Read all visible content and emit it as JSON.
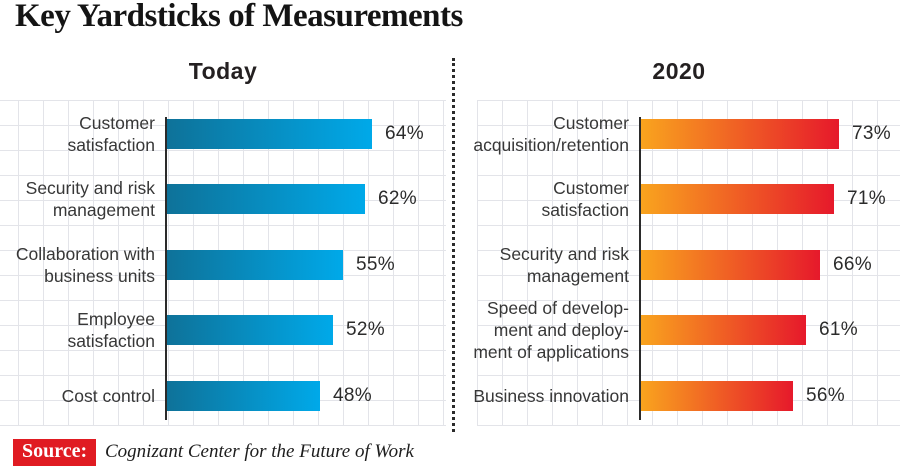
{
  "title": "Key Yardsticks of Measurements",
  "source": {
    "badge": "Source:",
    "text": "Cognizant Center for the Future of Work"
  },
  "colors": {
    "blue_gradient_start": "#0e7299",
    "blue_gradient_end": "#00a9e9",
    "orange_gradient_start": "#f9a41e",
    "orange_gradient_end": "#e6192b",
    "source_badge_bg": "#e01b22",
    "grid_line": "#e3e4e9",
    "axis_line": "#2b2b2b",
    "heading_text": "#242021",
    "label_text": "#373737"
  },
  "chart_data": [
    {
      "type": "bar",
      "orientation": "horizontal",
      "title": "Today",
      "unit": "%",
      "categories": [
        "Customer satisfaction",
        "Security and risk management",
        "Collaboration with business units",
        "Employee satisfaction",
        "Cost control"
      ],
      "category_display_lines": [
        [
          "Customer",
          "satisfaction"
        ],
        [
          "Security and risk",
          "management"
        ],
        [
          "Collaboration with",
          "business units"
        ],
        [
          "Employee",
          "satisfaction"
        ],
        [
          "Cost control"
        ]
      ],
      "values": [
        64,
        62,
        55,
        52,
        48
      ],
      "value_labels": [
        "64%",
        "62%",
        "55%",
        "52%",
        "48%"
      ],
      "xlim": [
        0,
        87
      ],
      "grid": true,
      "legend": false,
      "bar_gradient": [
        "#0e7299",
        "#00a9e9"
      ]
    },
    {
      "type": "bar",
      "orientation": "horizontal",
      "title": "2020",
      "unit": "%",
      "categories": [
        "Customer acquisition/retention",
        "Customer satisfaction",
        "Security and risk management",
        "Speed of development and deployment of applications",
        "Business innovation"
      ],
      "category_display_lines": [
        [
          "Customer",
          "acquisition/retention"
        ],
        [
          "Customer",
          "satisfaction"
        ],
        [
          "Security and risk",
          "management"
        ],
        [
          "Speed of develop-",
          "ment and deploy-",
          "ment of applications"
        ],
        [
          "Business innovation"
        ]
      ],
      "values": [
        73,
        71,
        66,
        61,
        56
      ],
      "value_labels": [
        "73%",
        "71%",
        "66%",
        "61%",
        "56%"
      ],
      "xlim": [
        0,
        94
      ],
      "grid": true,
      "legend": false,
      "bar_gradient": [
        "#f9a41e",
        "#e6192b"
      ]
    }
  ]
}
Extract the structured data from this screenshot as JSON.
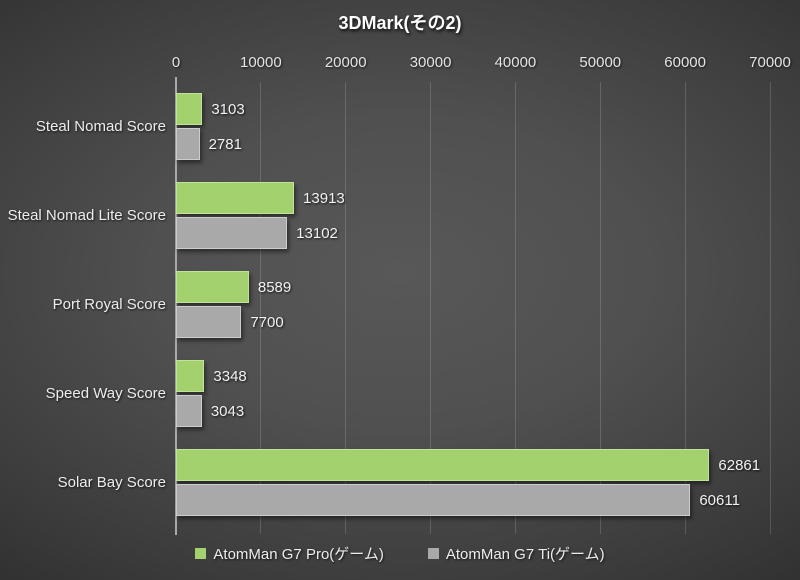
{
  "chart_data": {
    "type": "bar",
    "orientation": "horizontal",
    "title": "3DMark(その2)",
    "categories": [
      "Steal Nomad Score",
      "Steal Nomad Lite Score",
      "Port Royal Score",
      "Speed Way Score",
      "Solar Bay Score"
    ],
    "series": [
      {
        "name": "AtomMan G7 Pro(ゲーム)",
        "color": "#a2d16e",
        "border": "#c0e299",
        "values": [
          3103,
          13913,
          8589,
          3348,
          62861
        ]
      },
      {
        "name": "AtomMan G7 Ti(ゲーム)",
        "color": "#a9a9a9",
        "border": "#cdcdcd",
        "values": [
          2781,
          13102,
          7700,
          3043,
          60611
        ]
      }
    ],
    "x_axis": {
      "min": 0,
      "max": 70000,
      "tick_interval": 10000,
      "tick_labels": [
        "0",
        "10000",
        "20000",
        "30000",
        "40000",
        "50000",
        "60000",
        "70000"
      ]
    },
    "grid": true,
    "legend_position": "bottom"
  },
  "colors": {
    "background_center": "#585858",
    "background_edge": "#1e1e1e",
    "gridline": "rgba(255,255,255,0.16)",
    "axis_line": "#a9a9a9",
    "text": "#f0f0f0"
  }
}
########
• _Exercise details_
Make an exact copy of the whole listing, but don't bring over any pictures.

• _Task answer_
Read all visible content and emit it as JSON.
{
  "title": "Key Yardsticks of Measurements",
  "source": {
    "badge": "Source:",
    "text": "Cognizant Center for the Future of Work"
  },
  "colors": {
    "blue_gradient_start": "#0e7299",
    "blue_gradient_end": "#00a9e9",
    "orange_gradient_start": "#f9a41e",
    "orange_gradient_end": "#e6192b",
    "source_badge_bg": "#e01b22",
    "grid_line": "#e3e4e9",
    "axis_line": "#2b2b2b",
    "heading_text": "#242021",
    "label_text": "#373737"
  },
  "chart_data": [
    {
      "type": "bar",
      "orientation": "horizontal",
      "title": "Today",
      "unit": "%",
      "categories": [
        "Customer satisfaction",
        "Security and risk management",
        "Collaboration with business units",
        "Employee satisfaction",
        "Cost control"
      ],
      "category_display_lines": [
        [
          "Customer",
          "satisfaction"
        ],
        [
          "Security and risk",
          "management"
        ],
        [
          "Collaboration with",
          "business units"
        ],
        [
          "Employee",
          "satisfaction"
        ],
        [
          "Cost control"
        ]
      ],
      "values": [
        64,
        62,
        55,
        52,
        48
      ],
      "value_labels": [
        "64%",
        "62%",
        "55%",
        "52%",
        "48%"
      ],
      "xlim": [
        0,
        87
      ],
      "grid": true,
      "legend": false,
      "bar_gradient": [
        "#0e7299",
        "#00a9e9"
      ]
    },
    {
      "type": "bar",
      "orientation": "horizontal",
      "title": "2020",
      "unit": "%",
      "categories": [
        "Customer acquisition/retention",
        "Customer satisfaction",
        "Security and risk management",
        "Speed of development and deployment of applications",
        "Business innovation"
      ],
      "category_display_lines": [
        [
          "Customer",
          "acquisition/retention"
        ],
        [
          "Customer",
          "satisfaction"
        ],
        [
          "Security and risk",
          "management"
        ],
        [
          "Speed of develop-",
          "ment and deploy-",
          "ment of applications"
        ],
        [
          "Business innovation"
        ]
      ],
      "values": [
        73,
        71,
        66,
        61,
        56
      ],
      "value_labels": [
        "73%",
        "71%",
        "66%",
        "61%",
        "56%"
      ],
      "xlim": [
        0,
        94
      ],
      "grid": true,
      "legend": false,
      "bar_gradient": [
        "#f9a41e",
        "#e6192b"
      ]
    }
  ]
}
Extract the structured data from this screenshot as JSON.
{
  "chart_data": {
    "type": "bar",
    "orientation": "horizontal",
    "title": "3DMark(その2)",
    "categories": [
      "Steal Nomad Score",
      "Steal Nomad Lite Score",
      "Port Royal Score",
      "Speed Way Score",
      "Solar Bay Score"
    ],
    "series": [
      {
        "name": "AtomMan G7 Pro(ゲーム)",
        "color": "#a2d16e",
        "border": "#c0e299",
        "values": [
          3103,
          13913,
          8589,
          3348,
          62861
        ]
      },
      {
        "name": "AtomMan G7 Ti(ゲーム)",
        "color": "#a9a9a9",
        "border": "#cdcdcd",
        "values": [
          2781,
          13102,
          7700,
          3043,
          60611
        ]
      }
    ],
    "x_axis": {
      "min": 0,
      "max": 70000,
      "tick_interval": 10000,
      "tick_labels": [
        "0",
        "10000",
        "20000",
        "30000",
        "40000",
        "50000",
        "60000",
        "70000"
      ]
    },
    "grid": true,
    "legend_position": "bottom"
  },
  "colors": {
    "background_center": "#585858",
    "background_edge": "#1e1e1e",
    "gridline": "rgba(255,255,255,0.16)",
    "axis_line": "#a9a9a9",
    "text": "#f0f0f0"
  }
}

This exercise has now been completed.